Dataset records
____________________

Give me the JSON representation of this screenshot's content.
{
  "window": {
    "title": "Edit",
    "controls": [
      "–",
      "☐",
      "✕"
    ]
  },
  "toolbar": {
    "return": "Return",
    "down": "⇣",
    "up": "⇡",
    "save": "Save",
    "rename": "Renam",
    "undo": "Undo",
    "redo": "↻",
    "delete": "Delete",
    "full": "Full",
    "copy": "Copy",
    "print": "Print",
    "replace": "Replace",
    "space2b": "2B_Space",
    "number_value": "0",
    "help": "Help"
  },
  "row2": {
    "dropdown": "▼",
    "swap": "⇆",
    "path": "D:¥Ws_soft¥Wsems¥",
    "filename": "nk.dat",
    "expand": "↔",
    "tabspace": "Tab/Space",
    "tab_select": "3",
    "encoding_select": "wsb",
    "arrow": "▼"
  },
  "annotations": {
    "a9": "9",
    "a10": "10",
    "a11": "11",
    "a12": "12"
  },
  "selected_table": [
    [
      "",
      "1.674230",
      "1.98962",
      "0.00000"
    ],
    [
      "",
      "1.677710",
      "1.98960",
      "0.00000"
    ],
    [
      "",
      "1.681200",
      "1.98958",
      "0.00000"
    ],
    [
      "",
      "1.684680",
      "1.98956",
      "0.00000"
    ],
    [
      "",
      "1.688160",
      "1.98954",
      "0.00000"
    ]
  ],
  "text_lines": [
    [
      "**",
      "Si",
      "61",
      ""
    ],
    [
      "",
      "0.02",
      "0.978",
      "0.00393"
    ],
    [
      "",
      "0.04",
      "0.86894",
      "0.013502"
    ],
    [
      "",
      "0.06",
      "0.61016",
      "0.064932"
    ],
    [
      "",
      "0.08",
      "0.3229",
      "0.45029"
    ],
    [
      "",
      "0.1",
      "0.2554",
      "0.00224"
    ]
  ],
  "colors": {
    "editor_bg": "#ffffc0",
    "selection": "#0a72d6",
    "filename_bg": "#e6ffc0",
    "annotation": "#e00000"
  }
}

____________________

▶ [Problem to work on]:
Print every entry exactly as it appears.

▶ [Answer to this task]:
Give me the JSON representation of this screenshot's content.
{
  "window": {
    "title": "Edit",
    "controls": [
      "–",
      "☐",
      "✕"
    ]
  },
  "toolbar": {
    "return": "Return",
    "down": "⇣",
    "up": "⇡",
    "save": "Save",
    "rename": "Renam",
    "undo": "Undo",
    "redo": "↻",
    "delete": "Delete",
    "full": "Full",
    "copy": "Copy",
    "print": "Print",
    "replace": "Replace",
    "space2b": "2B_Space",
    "number_value": "0",
    "help": "Help"
  },
  "row2": {
    "dropdown": "▼",
    "swap": "⇆",
    "path": "D:¥Ws_soft¥Wsems¥",
    "filename": "nk.dat",
    "expand": "↔",
    "tabspace": "Tab/Space",
    "tab_select": "3",
    "encoding_select": "wsb",
    "arrow": "▼"
  },
  "annotations": {
    "a9": "9",
    "a10": "10",
    "a11": "11",
    "a12": "12"
  },
  "selected_table": [
    [
      "",
      "1.674230",
      "1.98962",
      "0.00000"
    ],
    [
      "",
      "1.677710",
      "1.98960",
      "0.00000"
    ],
    [
      "",
      "1.681200",
      "1.98958",
      "0.00000"
    ],
    [
      "",
      "1.684680",
      "1.98956",
      "0.00000"
    ],
    [
      "",
      "1.688160",
      "1.98954",
      "0.00000"
    ]
  ],
  "text_lines": [
    [
      "**",
      "Si",
      "61",
      ""
    ],
    [
      "",
      "0.02",
      "0.978",
      "0.00393"
    ],
    [
      "",
      "0.04",
      "0.86894",
      "0.013502"
    ],
    [
      "",
      "0.06",
      "0.61016",
      "0.064932"
    ],
    [
      "",
      "0.08",
      "0.3229",
      "0.45029"
    ],
    [
      "",
      "0.1",
      "0.2554",
      "0.00224"
    ]
  ],
  "colors": {
    "editor_bg": "#ffffc0",
    "selection": "#0a72d6",
    "filename_bg": "#e6ffc0",
    "annotation": "#e00000"
  }
}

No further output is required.